● What this task involves: Search the data for the word "générale" and copy every line that contains it.

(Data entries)

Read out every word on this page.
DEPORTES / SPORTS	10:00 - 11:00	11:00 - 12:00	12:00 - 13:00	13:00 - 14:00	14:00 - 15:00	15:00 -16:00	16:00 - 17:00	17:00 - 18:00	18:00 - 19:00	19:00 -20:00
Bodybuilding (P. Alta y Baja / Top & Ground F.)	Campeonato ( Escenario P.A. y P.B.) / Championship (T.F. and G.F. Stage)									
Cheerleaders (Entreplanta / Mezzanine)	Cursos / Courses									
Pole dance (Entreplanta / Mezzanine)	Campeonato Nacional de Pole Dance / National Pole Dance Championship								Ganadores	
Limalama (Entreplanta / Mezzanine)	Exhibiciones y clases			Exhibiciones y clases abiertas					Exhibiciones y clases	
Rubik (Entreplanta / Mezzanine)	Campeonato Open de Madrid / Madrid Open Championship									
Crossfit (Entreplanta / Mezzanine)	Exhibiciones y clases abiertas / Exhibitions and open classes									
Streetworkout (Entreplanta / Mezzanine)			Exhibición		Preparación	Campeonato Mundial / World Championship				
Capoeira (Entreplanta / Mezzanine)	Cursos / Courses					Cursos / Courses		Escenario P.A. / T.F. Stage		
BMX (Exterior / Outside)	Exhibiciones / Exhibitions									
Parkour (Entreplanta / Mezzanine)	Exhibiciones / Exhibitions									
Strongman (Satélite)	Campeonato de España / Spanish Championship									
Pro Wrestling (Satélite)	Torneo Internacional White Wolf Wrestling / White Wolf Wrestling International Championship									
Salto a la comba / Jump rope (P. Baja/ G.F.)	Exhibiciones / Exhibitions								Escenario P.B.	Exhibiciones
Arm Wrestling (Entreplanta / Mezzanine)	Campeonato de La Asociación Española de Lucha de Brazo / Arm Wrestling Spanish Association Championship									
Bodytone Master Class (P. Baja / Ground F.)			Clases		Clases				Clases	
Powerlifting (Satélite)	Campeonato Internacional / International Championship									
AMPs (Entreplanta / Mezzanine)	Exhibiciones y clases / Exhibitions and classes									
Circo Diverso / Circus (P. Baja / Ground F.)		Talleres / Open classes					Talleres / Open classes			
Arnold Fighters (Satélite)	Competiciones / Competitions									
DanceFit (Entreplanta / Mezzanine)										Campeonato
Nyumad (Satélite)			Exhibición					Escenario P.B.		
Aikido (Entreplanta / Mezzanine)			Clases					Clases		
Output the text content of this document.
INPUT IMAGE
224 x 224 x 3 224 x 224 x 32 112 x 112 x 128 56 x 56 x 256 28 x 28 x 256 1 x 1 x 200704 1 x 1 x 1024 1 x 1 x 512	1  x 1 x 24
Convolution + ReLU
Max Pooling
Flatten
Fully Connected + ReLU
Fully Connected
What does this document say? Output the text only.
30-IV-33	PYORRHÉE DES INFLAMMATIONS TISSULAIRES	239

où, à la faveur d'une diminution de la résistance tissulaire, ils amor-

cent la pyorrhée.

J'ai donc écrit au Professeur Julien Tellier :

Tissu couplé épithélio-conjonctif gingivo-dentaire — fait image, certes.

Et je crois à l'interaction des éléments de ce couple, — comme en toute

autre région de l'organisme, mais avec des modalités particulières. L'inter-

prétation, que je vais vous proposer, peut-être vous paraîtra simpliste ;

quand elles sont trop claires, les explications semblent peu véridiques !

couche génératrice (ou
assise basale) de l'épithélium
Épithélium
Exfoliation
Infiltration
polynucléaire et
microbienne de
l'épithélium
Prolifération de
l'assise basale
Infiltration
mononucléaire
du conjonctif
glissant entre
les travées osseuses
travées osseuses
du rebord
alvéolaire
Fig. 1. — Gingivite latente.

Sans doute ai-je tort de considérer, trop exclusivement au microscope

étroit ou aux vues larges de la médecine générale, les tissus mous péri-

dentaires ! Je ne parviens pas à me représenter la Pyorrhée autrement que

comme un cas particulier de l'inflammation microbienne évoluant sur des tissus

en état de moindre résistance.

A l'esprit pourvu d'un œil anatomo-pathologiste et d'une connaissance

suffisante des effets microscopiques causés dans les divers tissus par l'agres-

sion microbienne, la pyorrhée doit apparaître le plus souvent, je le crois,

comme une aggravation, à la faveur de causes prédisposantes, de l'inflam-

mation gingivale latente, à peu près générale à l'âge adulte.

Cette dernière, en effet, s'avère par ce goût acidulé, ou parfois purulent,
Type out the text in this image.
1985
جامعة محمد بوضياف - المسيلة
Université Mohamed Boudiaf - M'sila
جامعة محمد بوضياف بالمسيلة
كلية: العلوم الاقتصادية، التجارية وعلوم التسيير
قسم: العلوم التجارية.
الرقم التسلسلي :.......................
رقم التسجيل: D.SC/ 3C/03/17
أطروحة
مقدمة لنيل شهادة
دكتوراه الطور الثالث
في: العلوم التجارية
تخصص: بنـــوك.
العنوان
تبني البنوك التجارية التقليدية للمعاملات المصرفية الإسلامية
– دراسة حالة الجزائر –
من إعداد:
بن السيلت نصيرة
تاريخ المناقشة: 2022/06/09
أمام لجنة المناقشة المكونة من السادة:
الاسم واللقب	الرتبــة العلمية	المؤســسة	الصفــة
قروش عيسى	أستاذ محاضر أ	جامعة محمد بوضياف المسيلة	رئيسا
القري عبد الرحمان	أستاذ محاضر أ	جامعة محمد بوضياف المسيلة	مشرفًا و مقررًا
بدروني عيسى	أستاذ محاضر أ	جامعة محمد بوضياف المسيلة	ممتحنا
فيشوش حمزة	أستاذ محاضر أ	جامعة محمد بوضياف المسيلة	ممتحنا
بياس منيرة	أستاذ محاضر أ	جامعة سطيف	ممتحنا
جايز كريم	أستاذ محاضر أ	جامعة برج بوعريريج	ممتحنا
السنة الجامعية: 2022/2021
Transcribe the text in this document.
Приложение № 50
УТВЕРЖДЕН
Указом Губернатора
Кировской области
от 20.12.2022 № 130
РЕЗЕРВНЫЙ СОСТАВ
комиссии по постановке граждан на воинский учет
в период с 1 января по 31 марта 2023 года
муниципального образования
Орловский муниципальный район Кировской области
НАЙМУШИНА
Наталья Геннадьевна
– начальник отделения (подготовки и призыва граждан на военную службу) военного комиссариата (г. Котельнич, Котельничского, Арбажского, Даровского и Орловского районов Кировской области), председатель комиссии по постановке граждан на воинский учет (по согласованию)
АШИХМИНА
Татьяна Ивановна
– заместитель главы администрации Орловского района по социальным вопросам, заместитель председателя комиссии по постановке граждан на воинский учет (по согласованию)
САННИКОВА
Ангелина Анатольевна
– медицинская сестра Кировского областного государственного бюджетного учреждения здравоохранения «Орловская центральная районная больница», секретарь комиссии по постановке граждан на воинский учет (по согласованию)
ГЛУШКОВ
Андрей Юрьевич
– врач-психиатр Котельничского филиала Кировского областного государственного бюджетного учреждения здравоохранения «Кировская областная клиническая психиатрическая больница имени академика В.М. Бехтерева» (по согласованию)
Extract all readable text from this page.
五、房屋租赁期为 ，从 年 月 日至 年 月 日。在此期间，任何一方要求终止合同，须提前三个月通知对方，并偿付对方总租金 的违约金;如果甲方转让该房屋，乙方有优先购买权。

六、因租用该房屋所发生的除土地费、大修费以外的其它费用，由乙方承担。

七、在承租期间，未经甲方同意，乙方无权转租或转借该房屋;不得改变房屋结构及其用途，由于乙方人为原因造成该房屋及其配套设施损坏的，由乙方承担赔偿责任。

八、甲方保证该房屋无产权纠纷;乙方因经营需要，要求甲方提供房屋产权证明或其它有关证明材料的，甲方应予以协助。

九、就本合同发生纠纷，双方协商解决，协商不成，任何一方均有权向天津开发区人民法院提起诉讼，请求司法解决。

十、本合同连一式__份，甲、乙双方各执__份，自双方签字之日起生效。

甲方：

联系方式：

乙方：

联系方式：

● Result of this task:
étroit ou aux vues larges de la médecine générale, les tissus mous péri-
mation gingivale latente, à peu près générale à l'âge adulte.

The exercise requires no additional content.